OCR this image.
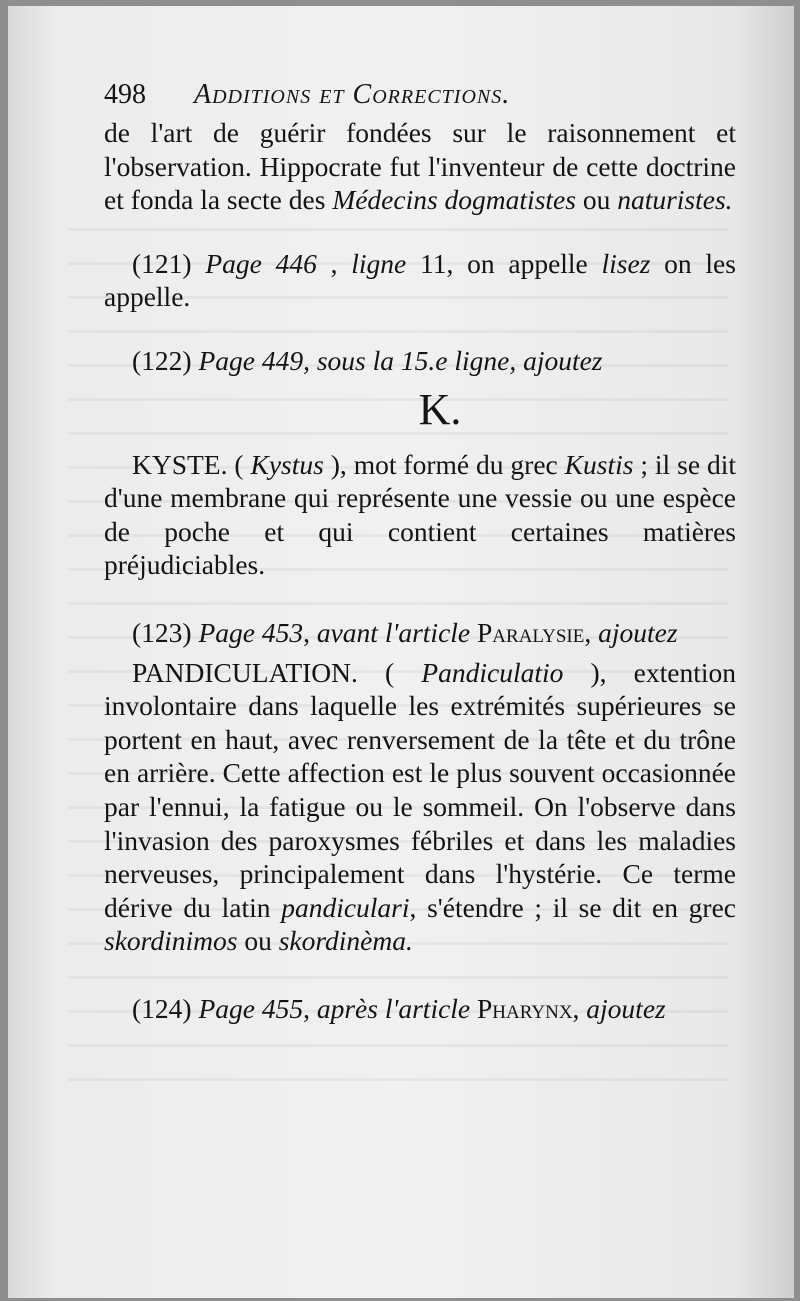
498	Additions et Corrections.

de l'art de guérir fondées sur le raisonnement et l'observation. Hippocrate fut l'inventeur de cette doctrine et fonda la secte des Médecins dogmatistes ou naturistes.

(121) Page 446 , ligne 11, on appelle lisez on les appelle.

(122) Page 449, sous la 15.e ligne, ajoutez

K.

KYSTE. ( Kystus ), mot formé du grec Kustis ; il se dit d'une membrane qui représente une vessie ou une espèce de poche et qui contient certaines matières préjudiciables.

(123) Page 453, avant l'article Paralysie, ajoutez

PANDICULATION. ( Pandiculatio ), extention involontaire dans laquelle les extrémités supérieures se portent en haut, avec renversement de la tête et du trône en arrière. Cette affection est le plus souvent occasionnée par l'ennui, la fatigue ou le sommeil. On l'observe dans l'invasion des paroxysmes fébriles et dans les maladies nerveuses, principalement dans l'hystérie. Ce terme dérive du latin pandiculari, s'étendre ; il se dit en grec skordinimos ou skordinèma.

(124) Page 455, après l'article Pharynx, ajoutez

*What to do:* Leaving aside the images, write out the entries above word for word.

*Solved problem:*
OCR this image.
498	Additions et Corrections.

de l'art de guérir fondées sur le raisonnement et l'observation. Hippocrate fut l'inventeur de cette doctrine et fonda la secte des Médecins dogmatistes ou naturistes.

(121) Page 446 , ligne 11, on appelle lisez on les appelle.

(122) Page 449, sous la 15.e ligne, ajoutez

K.

KYSTE. ( Kystus ), mot formé du grec Kustis ; il se dit d'une membrane qui représente une vessie ou une espèce de poche et qui contient certaines matières préjudiciables.

(123) Page 453, avant l'article Paralysie, ajoutez

PANDICULATION. ( Pandiculatio ), extention involontaire dans laquelle les extrémités supérieures se portent en haut, avec renversement de la tête et du trône en arrière. Cette affection est le plus souvent occasionnée par l'ennui, la fatigue ou le sommeil. On l'observe dans l'invasion des paroxysmes fébriles et dans les maladies nerveuses, principalement dans l'hystérie. Ce terme dérive du latin pandiculari, s'étendre ; il se dit en grec skordinimos ou skordinèma.

(124) Page 455, après l'article Pharynx, ajoutez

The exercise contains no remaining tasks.